*REQUEST*.
Count lines, not occurrences: report how many lines in the records hold the string "ylabel", and nothing else.

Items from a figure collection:
===

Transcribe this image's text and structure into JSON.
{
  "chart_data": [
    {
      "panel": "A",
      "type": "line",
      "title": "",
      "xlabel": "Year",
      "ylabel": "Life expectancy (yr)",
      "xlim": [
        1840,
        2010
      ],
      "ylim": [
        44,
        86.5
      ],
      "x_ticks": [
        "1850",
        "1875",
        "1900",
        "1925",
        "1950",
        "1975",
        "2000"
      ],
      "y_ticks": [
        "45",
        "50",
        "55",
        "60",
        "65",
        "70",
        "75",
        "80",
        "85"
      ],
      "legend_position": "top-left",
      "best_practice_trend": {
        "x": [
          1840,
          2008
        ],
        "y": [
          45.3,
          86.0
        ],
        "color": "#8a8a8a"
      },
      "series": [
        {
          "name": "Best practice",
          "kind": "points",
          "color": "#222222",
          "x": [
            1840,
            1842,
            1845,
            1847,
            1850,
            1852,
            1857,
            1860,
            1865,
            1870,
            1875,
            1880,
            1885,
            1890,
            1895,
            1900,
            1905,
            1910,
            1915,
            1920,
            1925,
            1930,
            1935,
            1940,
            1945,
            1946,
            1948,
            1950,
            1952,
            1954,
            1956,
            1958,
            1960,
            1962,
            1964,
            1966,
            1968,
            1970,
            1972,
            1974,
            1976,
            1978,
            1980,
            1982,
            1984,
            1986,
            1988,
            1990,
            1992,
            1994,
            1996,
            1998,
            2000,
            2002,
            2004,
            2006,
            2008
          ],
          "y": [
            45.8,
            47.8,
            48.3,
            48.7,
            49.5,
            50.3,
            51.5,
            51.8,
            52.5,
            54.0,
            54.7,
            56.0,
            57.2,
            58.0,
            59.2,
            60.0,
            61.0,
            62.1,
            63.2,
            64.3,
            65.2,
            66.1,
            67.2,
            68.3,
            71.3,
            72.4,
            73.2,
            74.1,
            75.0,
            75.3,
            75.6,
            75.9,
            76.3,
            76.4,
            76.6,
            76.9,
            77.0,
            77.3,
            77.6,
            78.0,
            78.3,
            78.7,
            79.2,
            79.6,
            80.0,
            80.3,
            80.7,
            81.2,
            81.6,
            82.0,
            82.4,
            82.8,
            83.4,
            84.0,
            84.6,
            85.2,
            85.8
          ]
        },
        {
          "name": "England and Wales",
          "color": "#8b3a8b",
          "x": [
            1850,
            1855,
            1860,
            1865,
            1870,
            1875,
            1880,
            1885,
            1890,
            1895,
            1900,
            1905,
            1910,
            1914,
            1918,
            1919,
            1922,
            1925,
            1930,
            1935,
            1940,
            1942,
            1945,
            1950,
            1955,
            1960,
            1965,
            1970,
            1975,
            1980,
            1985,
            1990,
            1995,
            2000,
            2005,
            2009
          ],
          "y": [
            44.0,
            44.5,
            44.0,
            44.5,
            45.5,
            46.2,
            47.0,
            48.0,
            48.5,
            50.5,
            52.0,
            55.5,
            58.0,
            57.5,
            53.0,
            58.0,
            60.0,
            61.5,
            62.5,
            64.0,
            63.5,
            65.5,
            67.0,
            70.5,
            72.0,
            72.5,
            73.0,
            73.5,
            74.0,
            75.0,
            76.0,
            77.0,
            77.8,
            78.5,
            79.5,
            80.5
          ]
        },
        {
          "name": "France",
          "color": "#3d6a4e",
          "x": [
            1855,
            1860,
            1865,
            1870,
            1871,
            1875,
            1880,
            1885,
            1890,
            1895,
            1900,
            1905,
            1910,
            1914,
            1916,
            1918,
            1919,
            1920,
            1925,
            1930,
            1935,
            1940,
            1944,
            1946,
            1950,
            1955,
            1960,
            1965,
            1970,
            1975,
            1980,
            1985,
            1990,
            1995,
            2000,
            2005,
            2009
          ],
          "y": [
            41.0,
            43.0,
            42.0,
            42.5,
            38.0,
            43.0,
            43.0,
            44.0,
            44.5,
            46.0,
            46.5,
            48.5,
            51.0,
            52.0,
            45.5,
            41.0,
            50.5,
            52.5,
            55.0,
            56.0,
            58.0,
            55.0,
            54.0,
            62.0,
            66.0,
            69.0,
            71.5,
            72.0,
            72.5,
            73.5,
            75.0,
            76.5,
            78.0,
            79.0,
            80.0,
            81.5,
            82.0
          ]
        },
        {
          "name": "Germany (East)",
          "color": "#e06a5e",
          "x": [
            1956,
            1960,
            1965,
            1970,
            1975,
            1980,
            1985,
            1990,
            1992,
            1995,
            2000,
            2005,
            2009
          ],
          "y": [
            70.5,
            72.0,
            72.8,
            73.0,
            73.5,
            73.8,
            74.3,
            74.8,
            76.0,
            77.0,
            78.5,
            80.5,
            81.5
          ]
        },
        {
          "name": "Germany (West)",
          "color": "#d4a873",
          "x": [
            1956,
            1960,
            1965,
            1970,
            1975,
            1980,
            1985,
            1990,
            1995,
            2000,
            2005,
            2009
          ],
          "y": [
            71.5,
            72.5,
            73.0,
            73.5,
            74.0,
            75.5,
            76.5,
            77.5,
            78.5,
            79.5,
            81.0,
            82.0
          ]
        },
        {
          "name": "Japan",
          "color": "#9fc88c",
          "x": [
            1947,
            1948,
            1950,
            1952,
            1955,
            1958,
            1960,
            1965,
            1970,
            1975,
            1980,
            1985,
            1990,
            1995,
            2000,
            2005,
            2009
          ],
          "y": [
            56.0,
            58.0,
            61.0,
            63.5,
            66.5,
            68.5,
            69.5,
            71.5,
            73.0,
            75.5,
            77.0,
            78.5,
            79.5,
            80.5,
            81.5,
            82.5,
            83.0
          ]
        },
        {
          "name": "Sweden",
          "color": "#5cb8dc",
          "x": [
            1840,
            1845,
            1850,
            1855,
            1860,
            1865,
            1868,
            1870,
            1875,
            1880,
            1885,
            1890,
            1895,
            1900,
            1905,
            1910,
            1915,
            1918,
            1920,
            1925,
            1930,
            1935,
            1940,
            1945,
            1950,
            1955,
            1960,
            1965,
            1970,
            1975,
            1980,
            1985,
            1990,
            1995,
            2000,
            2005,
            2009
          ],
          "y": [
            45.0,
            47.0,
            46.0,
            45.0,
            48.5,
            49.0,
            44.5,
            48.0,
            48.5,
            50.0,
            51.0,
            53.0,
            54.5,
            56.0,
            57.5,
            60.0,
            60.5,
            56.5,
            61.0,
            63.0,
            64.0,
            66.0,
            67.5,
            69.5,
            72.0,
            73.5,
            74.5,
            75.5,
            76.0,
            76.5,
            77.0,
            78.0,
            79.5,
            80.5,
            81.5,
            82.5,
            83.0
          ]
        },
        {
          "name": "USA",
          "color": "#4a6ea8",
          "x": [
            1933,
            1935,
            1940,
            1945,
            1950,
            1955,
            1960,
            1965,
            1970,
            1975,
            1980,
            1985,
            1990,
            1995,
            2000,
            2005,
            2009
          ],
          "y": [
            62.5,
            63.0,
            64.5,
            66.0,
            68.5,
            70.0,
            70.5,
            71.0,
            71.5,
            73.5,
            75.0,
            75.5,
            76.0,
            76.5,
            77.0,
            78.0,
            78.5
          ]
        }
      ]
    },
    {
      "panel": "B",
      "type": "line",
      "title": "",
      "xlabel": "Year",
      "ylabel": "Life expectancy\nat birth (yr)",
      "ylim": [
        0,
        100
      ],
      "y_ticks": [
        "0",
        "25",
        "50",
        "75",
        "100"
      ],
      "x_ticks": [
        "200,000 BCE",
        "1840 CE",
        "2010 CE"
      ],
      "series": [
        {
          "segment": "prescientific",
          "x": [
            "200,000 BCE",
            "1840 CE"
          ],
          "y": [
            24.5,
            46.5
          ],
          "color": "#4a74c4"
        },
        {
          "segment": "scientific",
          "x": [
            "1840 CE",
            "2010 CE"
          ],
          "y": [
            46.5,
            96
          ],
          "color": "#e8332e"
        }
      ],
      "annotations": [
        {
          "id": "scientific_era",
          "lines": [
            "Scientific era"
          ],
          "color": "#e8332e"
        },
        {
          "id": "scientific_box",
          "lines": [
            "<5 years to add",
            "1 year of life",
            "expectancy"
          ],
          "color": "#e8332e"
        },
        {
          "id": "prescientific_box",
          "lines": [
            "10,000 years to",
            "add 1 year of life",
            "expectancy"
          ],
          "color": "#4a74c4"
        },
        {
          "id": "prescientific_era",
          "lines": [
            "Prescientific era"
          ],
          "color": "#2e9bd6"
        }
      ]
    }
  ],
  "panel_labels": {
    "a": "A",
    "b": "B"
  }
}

===

*TASK SOLUTION*.
2